What you will do
Reproduce the listing word for word. Skip any image.

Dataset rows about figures

-*-*-

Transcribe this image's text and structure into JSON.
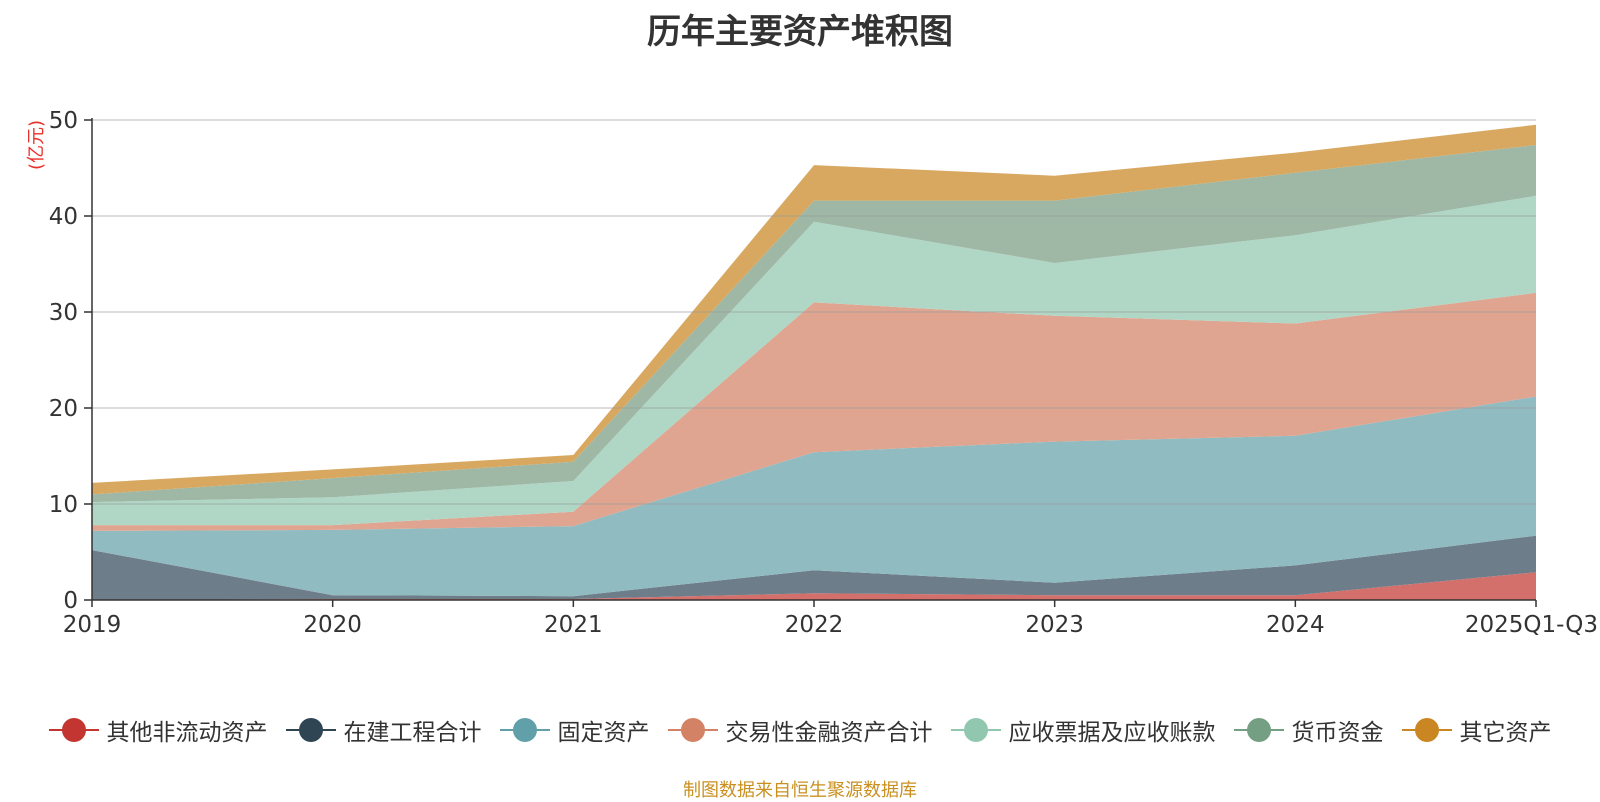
{
  "chart_data": {
    "type": "area",
    "stacked": true,
    "title": "历年主要资产堆积图",
    "ylabel": "(亿元)",
    "ylim": [
      0,
      50
    ],
    "yticks": [
      0,
      10,
      20,
      30,
      40,
      50
    ],
    "categories": [
      "2019",
      "2020",
      "2021",
      "2022",
      "2023",
      "2024",
      "2025Q1-Q3"
    ],
    "series": [
      {
        "name": "其他非流动资产",
        "color": "#c23531",
        "fill": "#d4706c",
        "values": [
          0.0,
          0.1,
          0.1,
          0.7,
          0.5,
          0.5,
          2.9
        ]
      },
      {
        "name": "在建工程合计",
        "color": "#2f4554",
        "fill": "#6d7d8a",
        "values": [
          5.2,
          0.4,
          0.3,
          2.4,
          1.3,
          3.1,
          3.8
        ]
      },
      {
        "name": "固定资产",
        "color": "#61a0a8",
        "fill": "#90bbc1",
        "values": [
          2.0,
          6.8,
          7.3,
          12.3,
          14.7,
          13.5,
          14.5
        ]
      },
      {
        "name": "交易性金融资产合计",
        "color": "#d48265",
        "fill": "#dfa590",
        "values": [
          0.6,
          0.5,
          1.5,
          15.6,
          13.1,
          11.7,
          10.8
        ]
      },
      {
        "name": "应收票据及应收账款",
        "color": "#91c7ae",
        "fill": "#b0d7c5",
        "values": [
          2.4,
          2.9,
          3.2,
          8.4,
          5.5,
          9.2,
          10.1
        ]
      },
      {
        "name": "货币资金",
        "color": "#749f83",
        "fill": "#9eb8a5",
        "values": [
          0.8,
          2.0,
          2.0,
          2.2,
          6.5,
          6.5,
          5.3
        ]
      },
      {
        "name": "其它资产",
        "color": "#ca8622",
        "fill": "#d8a860",
        "values": [
          1.2,
          0.9,
          0.7,
          3.7,
          2.6,
          2.1,
          2.1
        ]
      }
    ]
  },
  "footer": {
    "source": "制图数据来自恒生聚源数据库"
  }
}
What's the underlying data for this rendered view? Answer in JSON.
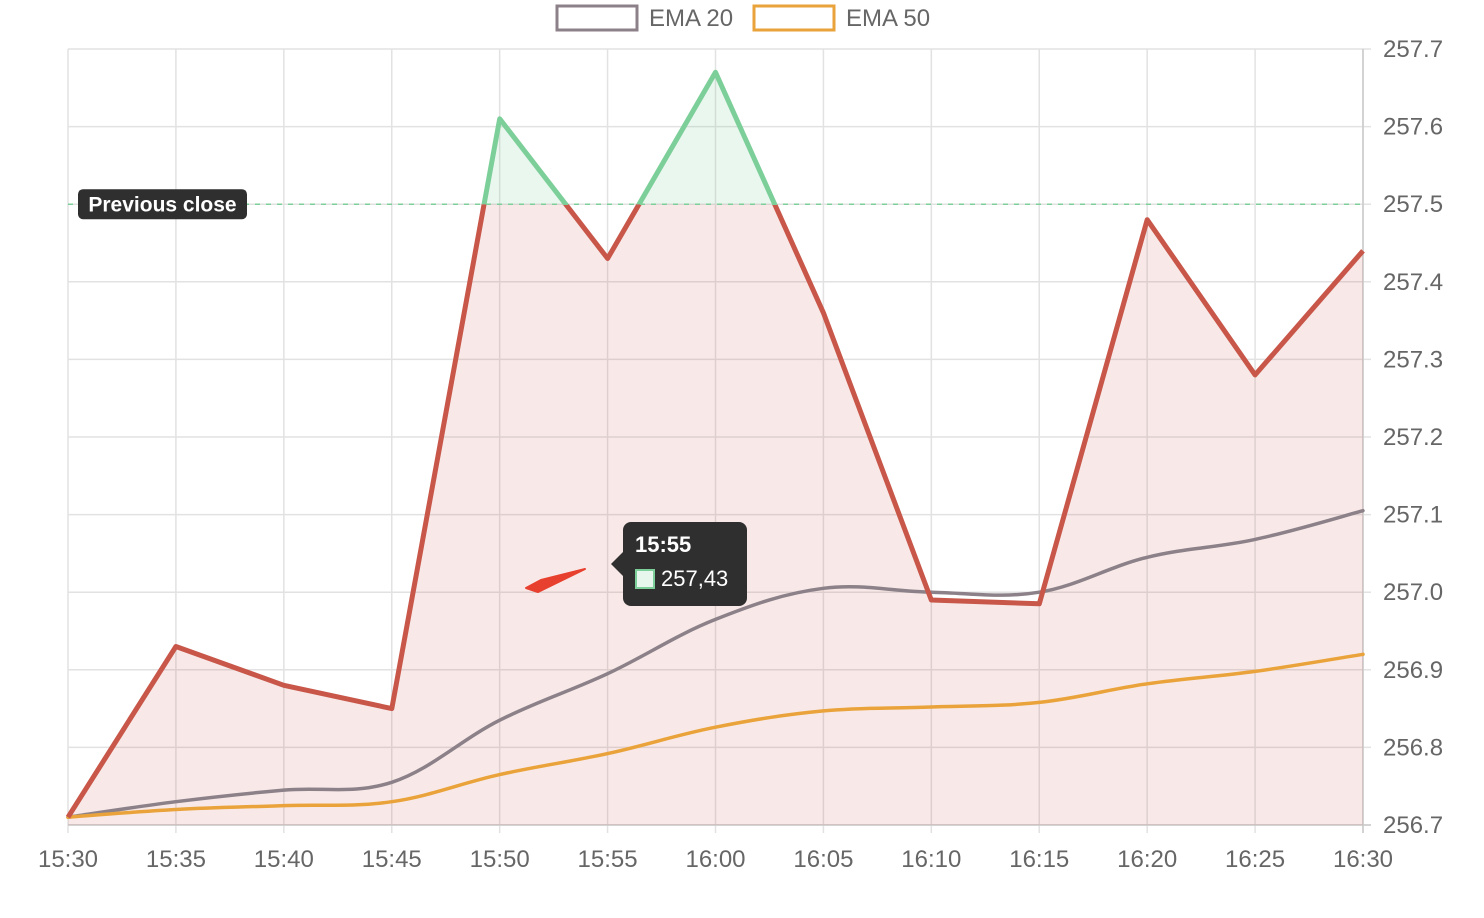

-*-*-

Response to this exercise
Transcribe this image's text and structure into JSON.
{
  "chart_data": {
    "type": "area",
    "stacked": true,
    "title": "历年主要资产堆积图",
    "ylabel": "(亿元)",
    "ylim": [
      0,
      50
    ],
    "yticks": [
      0,
      10,
      20,
      30,
      40,
      50
    ],
    "categories": [
      "2019",
      "2020",
      "2021",
      "2022",
      "2023",
      "2024",
      "2025Q1-Q3"
    ],
    "series": [
      {
        "name": "其他非流动资产",
        "color": "#c23531",
        "fill": "#d4706c",
        "values": [
          0.0,
          0.1,
          0.1,
          0.7,
          0.5,
          0.5,
          2.9
        ]
      },
      {
        "name": "在建工程合计",
        "color": "#2f4554",
        "fill": "#6d7d8a",
        "values": [
          5.2,
          0.4,
          0.3,
          2.4,
          1.3,
          3.1,
          3.8
        ]
      },
      {
        "name": "固定资产",
        "color": "#61a0a8",
        "fill": "#90bbc1",
        "values": [
          2.0,
          6.8,
          7.3,
          12.3,
          14.7,
          13.5,
          14.5
        ]
      },
      {
        "name": "交易性金融资产合计",
        "color": "#d48265",
        "fill": "#dfa590",
        "values": [
          0.6,
          0.5,
          1.5,
          15.6,
          13.1,
          11.7,
          10.8
        ]
      },
      {
        "name": "应收票据及应收账款",
        "color": "#91c7ae",
        "fill": "#b0d7c5",
        "values": [
          2.4,
          2.9,
          3.2,
          8.4,
          5.5,
          9.2,
          10.1
        ]
      },
      {
        "name": "货币资金",
        "color": "#749f83",
        "fill": "#9eb8a5",
        "values": [
          0.8,
          2.0,
          2.0,
          2.2,
          6.5,
          6.5,
          5.3
        ]
      },
      {
        "name": "其它资产",
        "color": "#ca8622",
        "fill": "#d8a860",
        "values": [
          1.2,
          0.9,
          0.7,
          3.7,
          2.6,
          2.1,
          2.1
        ]
      }
    ]
  },
  "footer": {
    "source": "制图数据来自恒生聚源数据库"
  }
}
What's the underlying data for this rendered view? Answer in JSON.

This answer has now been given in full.